* Assigned task:
Copy, from the entries below, each line in which the string "ylabel" appears.
-- Records follows --
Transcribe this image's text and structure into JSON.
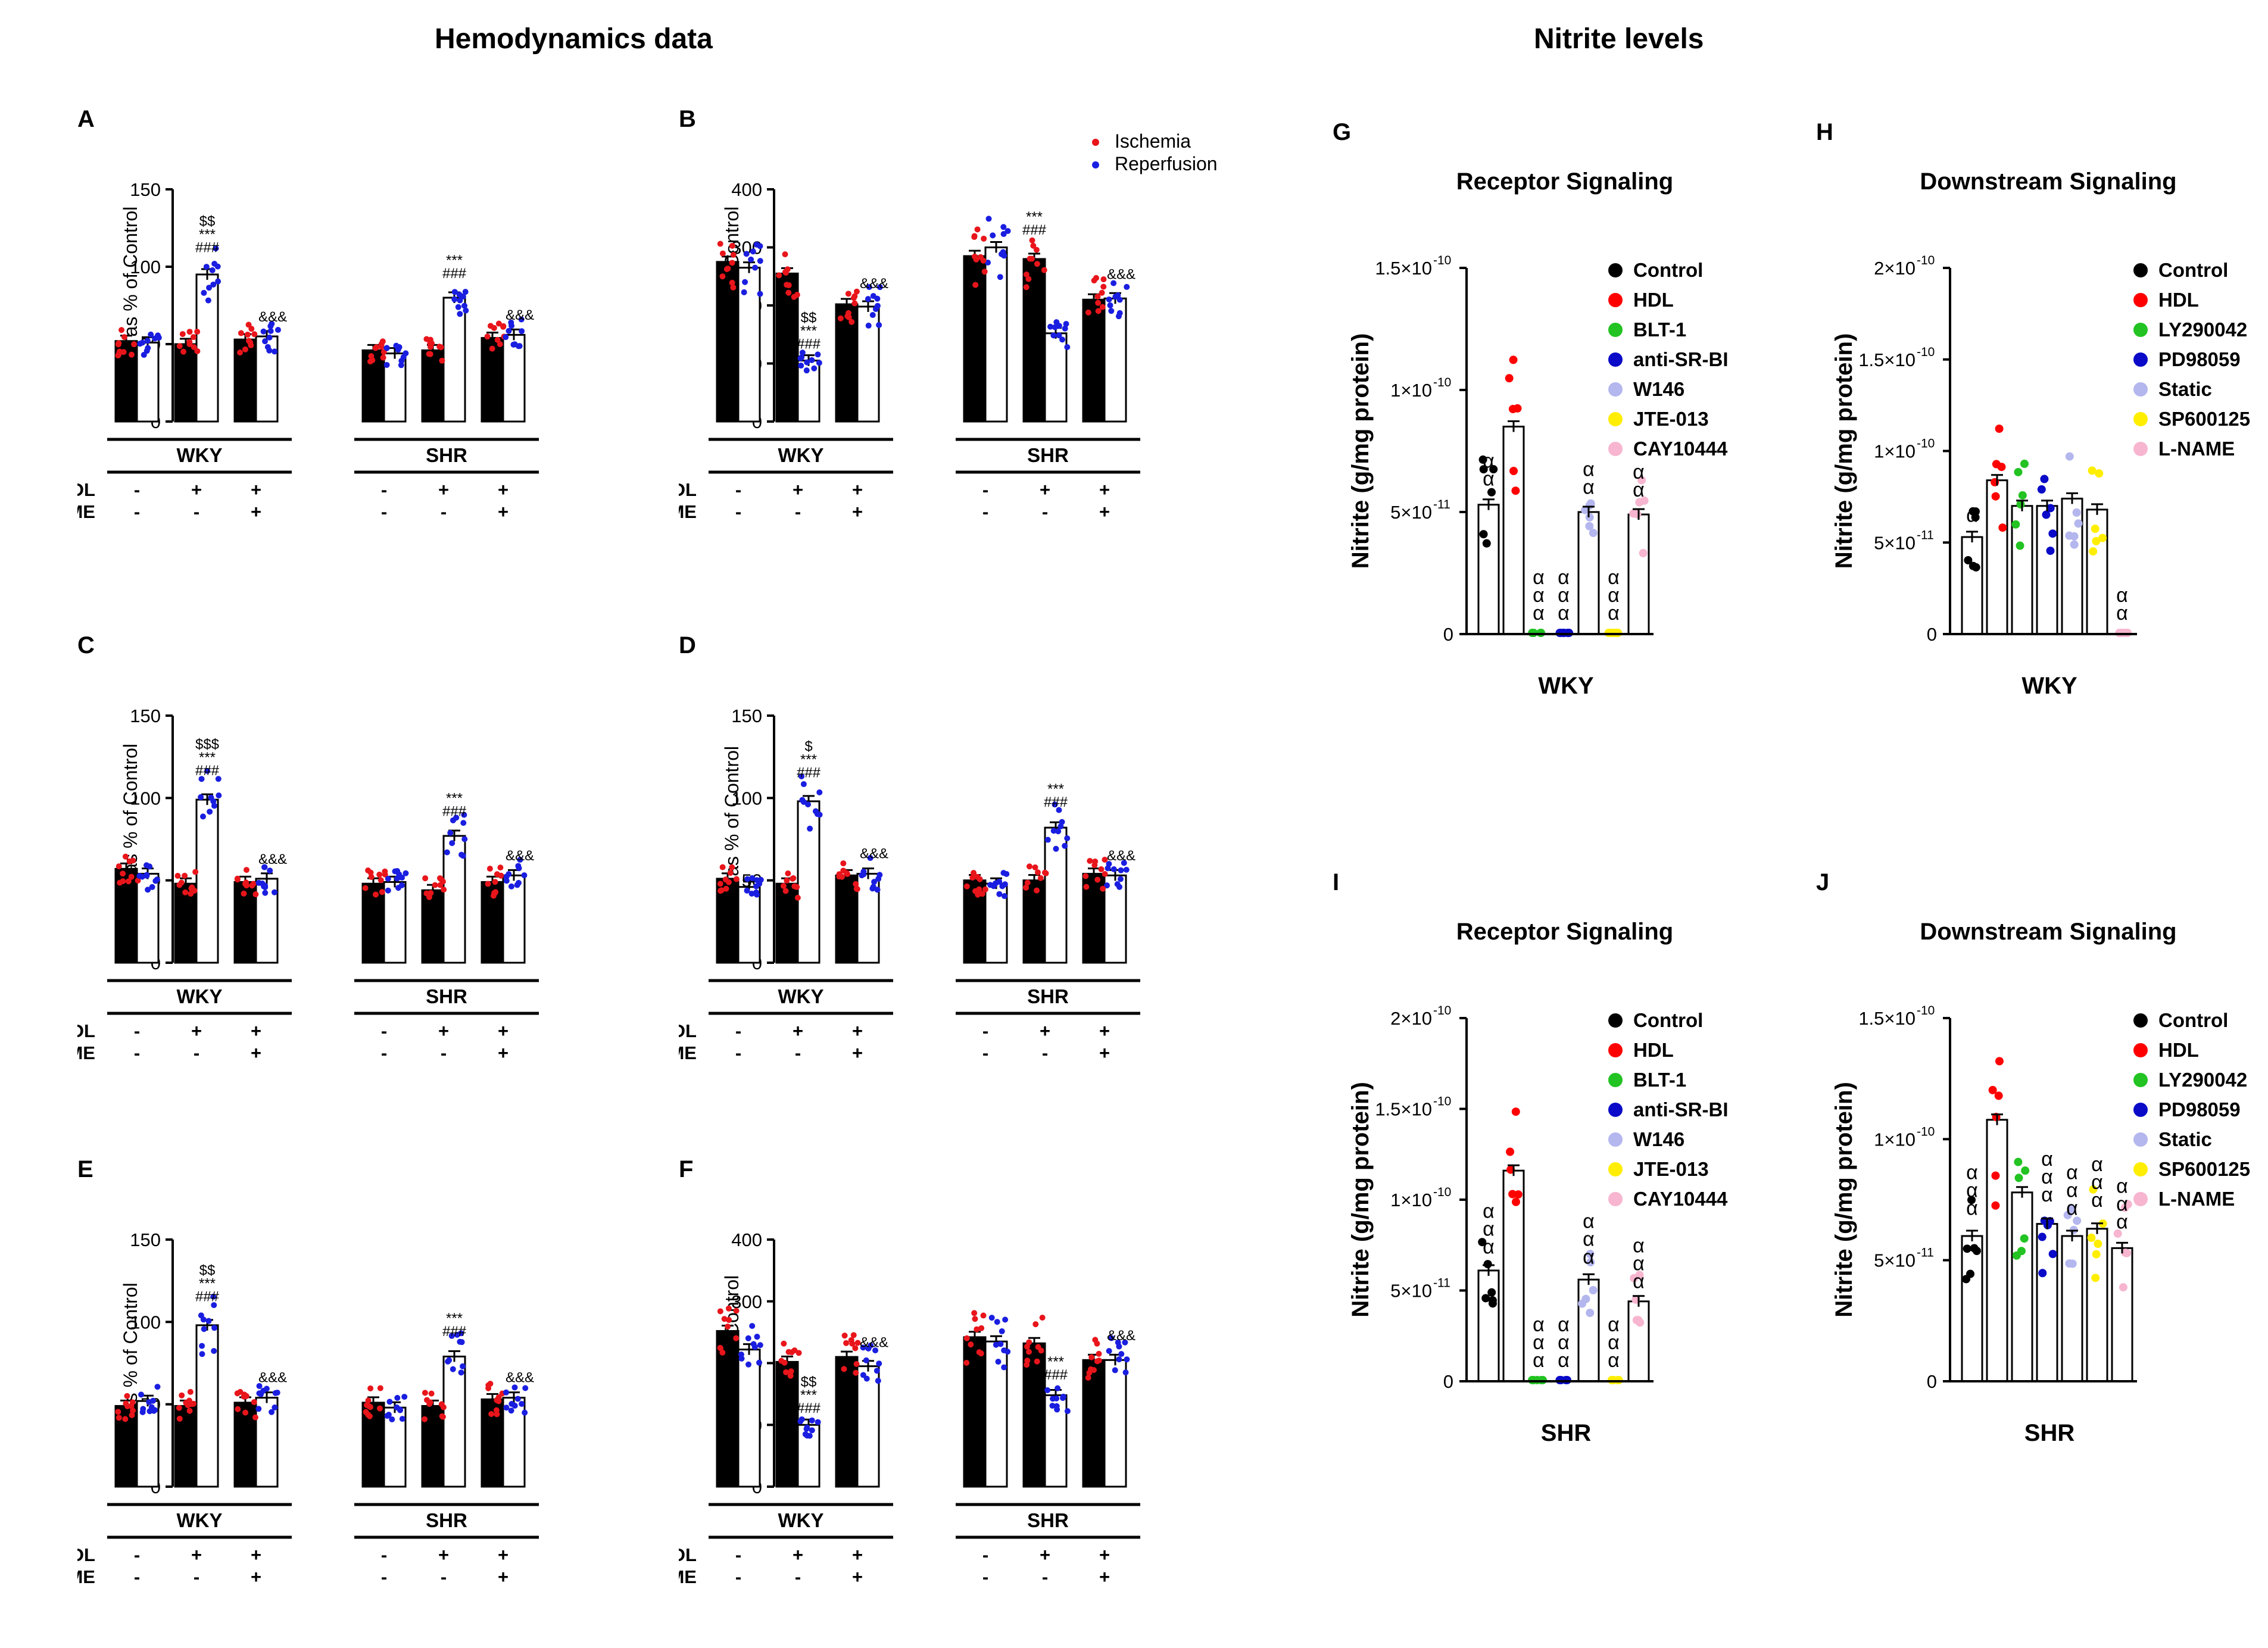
{
  "sections": {
    "left_title": "Hemodynamics data",
    "right_title": "Nitrite levels"
  },
  "colors": {
    "ischemia": "#e8151b",
    "reperfusion": "#1a1ee0",
    "Control": "#000000",
    "HDL": "#ff0000",
    "BLT-1": "#22c322",
    "anti-SR-BI": "#0a0ac8",
    "W146": "#b4b6ee",
    "JTE-013": "#ffee00",
    "CAY10444": "#f7b5cf",
    "LY290042": "#22c322",
    "PD98059": "#0a0ac8",
    "Static": "#b4b6ee",
    "SP600125": "#ffee00",
    "L-NAME": "#f7b5cf"
  },
  "chart_data": [
    {
      "id": "A",
      "type": "bar",
      "ylabel": "DPmax as % of Control",
      "ylim": [
        0,
        150
      ],
      "yticks": [
        0,
        50,
        100,
        150
      ],
      "groups": [
        "WKY",
        "SHR"
      ],
      "conditions": {
        "HDL": [
          "-",
          "+",
          "+",
          "-",
          "+",
          "+"
        ],
        "L-NAME": [
          "-",
          "-",
          "+",
          "-",
          "-",
          "+"
        ]
      },
      "series": [
        {
          "name": "Ischemia",
          "values": [
            52,
            50,
            53,
            46,
            46,
            54
          ]
        },
        {
          "name": "Reperfusion",
          "values": [
            51,
            95,
            55,
            44,
            80,
            56
          ]
        }
      ],
      "annotations": [
        {
          "index": 1,
          "series": "Reperfusion",
          "text": [
            "$$",
            "***",
            "###"
          ]
        },
        {
          "index": 4,
          "series": "Reperfusion",
          "text": [
            "***",
            "###"
          ]
        },
        {
          "index": 2,
          "series": "Reperfusion",
          "text": [
            "&&&"
          ]
        },
        {
          "index": 5,
          "series": "Reperfusion",
          "text": [
            "&&&"
          ]
        }
      ]
    },
    {
      "id": "B",
      "type": "bar",
      "ylabel": "LEVPD as % of Control",
      "ylim": [
        0,
        400
      ],
      "yticks": [
        0,
        100,
        200,
        300,
        400
      ],
      "groups": [
        "WKY",
        "SHR"
      ],
      "conditions": {
        "HDL": [
          "-",
          "+",
          "+",
          "-",
          "+",
          "+"
        ],
        "L-NAME": [
          "-",
          "-",
          "+",
          "-",
          "-",
          "+"
        ]
      },
      "legend": [
        "Ischemia",
        "Reperfusion"
      ],
      "series": [
        {
          "name": "Ischemia",
          "values": [
            275,
            255,
            202,
            285,
            280,
            210
          ]
        },
        {
          "name": "Reperfusion",
          "values": [
            265,
            105,
            198,
            300,
            152,
            212
          ]
        }
      ],
      "annotations": [
        {
          "index": 1,
          "series": "Reperfusion",
          "text": [
            "$$",
            "***",
            "###"
          ]
        },
        {
          "index": 4,
          "series": "Ischemia",
          "text": [
            "***",
            "###"
          ]
        },
        {
          "index": 2,
          "series": "Reperfusion",
          "text": [
            "&&&"
          ]
        },
        {
          "index": 5,
          "series": "Reperfusion",
          "text": [
            "&&&"
          ]
        }
      ]
    },
    {
      "id": "C",
      "type": "bar",
      "ylabel": "+dP/dt as % of Control",
      "ylim": [
        0,
        150
      ],
      "yticks": [
        0,
        50,
        100,
        150
      ],
      "groups": [
        "WKY",
        "SHR"
      ],
      "conditions": {
        "HDL": [
          "-",
          "+",
          "+",
          "-",
          "+",
          "+"
        ],
        "L-NAME": [
          "-",
          "-",
          "+",
          "-",
          "-",
          "+"
        ]
      },
      "series": [
        {
          "name": "Ischemia",
          "values": [
            57,
            48,
            49,
            48,
            44,
            49
          ]
        },
        {
          "name": "Reperfusion",
          "values": [
            54,
            99,
            51,
            49,
            77,
            53
          ]
        }
      ],
      "annotations": [
        {
          "index": 1,
          "series": "Reperfusion",
          "text": [
            "$$$",
            "***",
            "###"
          ]
        },
        {
          "index": 4,
          "series": "Reperfusion",
          "text": [
            "***",
            "###"
          ]
        },
        {
          "index": 2,
          "series": "Reperfusion",
          "text": [
            "&&&"
          ]
        },
        {
          "index": 5,
          "series": "Reperfusion",
          "text": [
            "&&&"
          ]
        }
      ]
    },
    {
      "id": "D",
      "type": "bar",
      "ylabel": "-dP/dt as % of Control",
      "ylim": [
        0,
        150
      ],
      "yticks": [
        0,
        50,
        100,
        150
      ],
      "groups": [
        "WKY",
        "SHR"
      ],
      "conditions": {
        "HDL": [
          "-",
          "+",
          "+",
          "-",
          "+",
          "+"
        ],
        "L-NAME": [
          "-",
          "-",
          "+",
          "-",
          "-",
          "+"
        ]
      },
      "series": [
        {
          "name": "Ischemia",
          "values": [
            51,
            48,
            53,
            50,
            50,
            54
          ]
        },
        {
          "name": "Reperfusion",
          "values": [
            46,
            98,
            54,
            48,
            82,
            53
          ]
        }
      ],
      "annotations": [
        {
          "index": 1,
          "series": "Reperfusion",
          "text": [
            "$",
            "***",
            "###"
          ]
        },
        {
          "index": 4,
          "series": "Reperfusion",
          "text": [
            "***",
            "###"
          ]
        },
        {
          "index": 2,
          "series": "Reperfusion",
          "text": [
            "&&&"
          ]
        },
        {
          "index": 5,
          "series": "Reperfusion",
          "text": [
            "&&&"
          ]
        }
      ]
    },
    {
      "id": "E",
      "type": "bar",
      "ylabel": "CF as % of Control",
      "ylim": [
        0,
        150
      ],
      "yticks": [
        0,
        50,
        100,
        150
      ],
      "groups": [
        "WKY",
        "SHR"
      ],
      "conditions": {
        "HDL": [
          "-",
          "+",
          "+",
          "-",
          "+",
          "+"
        ],
        "L-NAME": [
          "-",
          "-",
          "+",
          "-",
          "-",
          "+"
        ]
      },
      "series": [
        {
          "name": "Ischemia",
          "values": [
            49,
            49,
            51,
            51,
            49,
            53
          ]
        },
        {
          "name": "Reperfusion",
          "values": [
            52,
            98,
            54,
            48,
            79,
            54
          ]
        }
      ],
      "annotations": [
        {
          "index": 1,
          "series": "Reperfusion",
          "text": [
            "$$",
            "***",
            "###"
          ]
        },
        {
          "index": 4,
          "series": "Reperfusion",
          "text": [
            "***",
            "###"
          ]
        },
        {
          "index": 2,
          "series": "Reperfusion",
          "text": [
            "&&&"
          ]
        },
        {
          "index": 5,
          "series": "Reperfusion",
          "text": [
            "&&&"
          ]
        }
      ]
    },
    {
      "id": "F",
      "type": "bar",
      "ylabel": "CVR as % of Control",
      "ylim": [
        0,
        400
      ],
      "yticks": [
        0,
        100,
        200,
        300,
        400
      ],
      "groups": [
        "WKY",
        "SHR"
      ],
      "conditions": {
        "HDL": [
          "-",
          "+",
          "+",
          "-",
          "+",
          "+"
        ],
        "L-NAME": [
          "-",
          "-",
          "+",
          "-",
          "-",
          "+"
        ]
      },
      "series": [
        {
          "name": "Ischemia",
          "values": [
            252,
            202,
            210,
            242,
            232,
            205
          ]
        },
        {
          "name": "Reperfusion",
          "values": [
            222,
            100,
            195,
            235,
            148,
            205
          ]
        }
      ],
      "annotations": [
        {
          "index": 1,
          "series": "Reperfusion",
          "text": [
            "$$",
            "***",
            "###"
          ]
        },
        {
          "index": 4,
          "series": "Reperfusion",
          "text": [
            "***",
            "###"
          ]
        },
        {
          "index": 2,
          "series": "Reperfusion",
          "text": [
            "&&&"
          ]
        },
        {
          "index": 5,
          "series": "Reperfusion",
          "text": [
            "&&&"
          ]
        }
      ]
    },
    {
      "id": "G",
      "type": "bar",
      "title": "Receptor Signaling",
      "ylabel": "Nitrite (g/mg protein)",
      "xlabel": "WKY",
      "ylim": [
        0,
        1.5e-10
      ],
      "yticks": [
        {
          "value": 0,
          "label": "0"
        },
        {
          "value": 5e-11,
          "label": "5×10",
          "exp": "-11"
        },
        {
          "value": 1e-10,
          "label": "1×10",
          "exp": "-10"
        },
        {
          "value": 1.5e-10,
          "label": "1.5×10",
          "exp": "-10"
        }
      ],
      "categories": [
        "Control",
        "HDL",
        "BLT-1",
        "anti-SR-BI",
        "W146",
        "JTE-013",
        "CAY10444"
      ],
      "values": [
        5.3e-11,
        8.5e-11,
        0,
        0,
        5e-11,
        0,
        4.9e-11
      ],
      "annotations": [
        "αα",
        "",
        "ααα",
        "ααα",
        "αα",
        "ααα",
        "αα"
      ],
      "legend": [
        "Control",
        "HDL",
        "BLT-1",
        "anti-SR-BI",
        "W146",
        "JTE-013",
        "CAY10444"
      ]
    },
    {
      "id": "H",
      "type": "bar",
      "title": "Downstream Signaling",
      "ylabel": "Nitrite (g/mg protein)",
      "xlabel": "WKY",
      "ylim": [
        0,
        2e-10
      ],
      "yticks": [
        {
          "value": 0,
          "label": "0"
        },
        {
          "value": 5e-11,
          "label": "5×10",
          "exp": "-11"
        },
        {
          "value": 1e-10,
          "label": "1×10",
          "exp": "-10"
        },
        {
          "value": 1.5e-10,
          "label": "1.5×10",
          "exp": "-10"
        },
        {
          "value": 2e-10,
          "label": "2×10",
          "exp": "-10"
        }
      ],
      "categories": [
        "Control",
        "HDL",
        "LY290042",
        "PD98059",
        "Static",
        "SP600125",
        "L-NAME"
      ],
      "values": [
        5.3e-11,
        8.4e-11,
        7e-11,
        7e-11,
        7.4e-11,
        6.8e-11,
        0
      ],
      "annotations": [
        "α",
        "",
        "",
        "",
        "",
        "",
        "αα"
      ],
      "legend": [
        "Control",
        "HDL",
        "LY290042",
        "PD98059",
        "Static",
        "SP600125",
        "L-NAME"
      ]
    },
    {
      "id": "I",
      "type": "bar",
      "title": "Receptor Signaling",
      "ylabel": "Nitrite (g/mg protein)",
      "xlabel": "SHR",
      "ylim": [
        0,
        2e-10
      ],
      "yticks": [
        {
          "value": 0,
          "label": "0"
        },
        {
          "value": 5e-11,
          "label": "5×10",
          "exp": "-11"
        },
        {
          "value": 1e-10,
          "label": "1×10",
          "exp": "-10"
        },
        {
          "value": 1.5e-10,
          "label": "1.5×10",
          "exp": "-10"
        },
        {
          "value": 2e-10,
          "label": "2×10",
          "exp": "-10"
        }
      ],
      "categories": [
        "Control",
        "HDL",
        "BLT-1",
        "anti-SR-BI",
        "W146",
        "JTE-013",
        "CAY10444"
      ],
      "values": [
        6.1e-11,
        1.16e-10,
        0,
        0,
        5.6e-11,
        0,
        4.4e-11
      ],
      "annotations": [
        "ααα",
        "",
        "ααα",
        "ααα",
        "ααα",
        "ααα",
        "ααα"
      ],
      "legend": [
        "Control",
        "HDL",
        "BLT-1",
        "anti-SR-BI",
        "W146",
        "JTE-013",
        "CAY10444"
      ]
    },
    {
      "id": "J",
      "type": "bar",
      "title": "Downstream Signaling",
      "ylabel": "Nitrite (g/mg protein)",
      "xlabel": "SHR",
      "ylim": [
        0,
        1.5e-10
      ],
      "yticks": [
        {
          "value": 0,
          "label": "0"
        },
        {
          "value": 5e-11,
          "label": "5×10",
          "exp": "-11"
        },
        {
          "value": 1e-10,
          "label": "1×10",
          "exp": "-10"
        },
        {
          "value": 1.5e-10,
          "label": "1.5×10",
          "exp": "-10"
        }
      ],
      "categories": [
        "Control",
        "HDL",
        "LY290042",
        "PD98059",
        "Static",
        "SP600125",
        "L-NAME"
      ],
      "values": [
        6e-11,
        1.08e-10,
        7.8e-11,
        6.5e-11,
        6e-11,
        6.3e-11,
        5.5e-11
      ],
      "annotations": [
        "ααα",
        "",
        "",
        "ααα",
        "ααα",
        "ααα",
        "ααα"
      ],
      "legend": [
        "Control",
        "HDL",
        "LY290042",
        "PD98059",
        "Static",
        "SP600125",
        "L-NAME"
      ]
    }
  ]
}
-- Records concluded --
* Output below:
      "ylabel": "DPmax as % of Control",
      "ylabel": "LEVPD as % of Control",
      "ylabel": "+dP/dt as % of Control",
      "ylabel": "-dP/dt as % of Control",
      "ylabel": "CF as % of Control",
      "ylabel": "CVR as % of Control",
      "ylabel": "Nitrite (g/mg protein)",
      "ylabel": "Nitrite (g/mg protein)",
      "ylabel": "Nitrite (g/mg protein)",
      "ylabel": "Nitrite (g/mg protein)",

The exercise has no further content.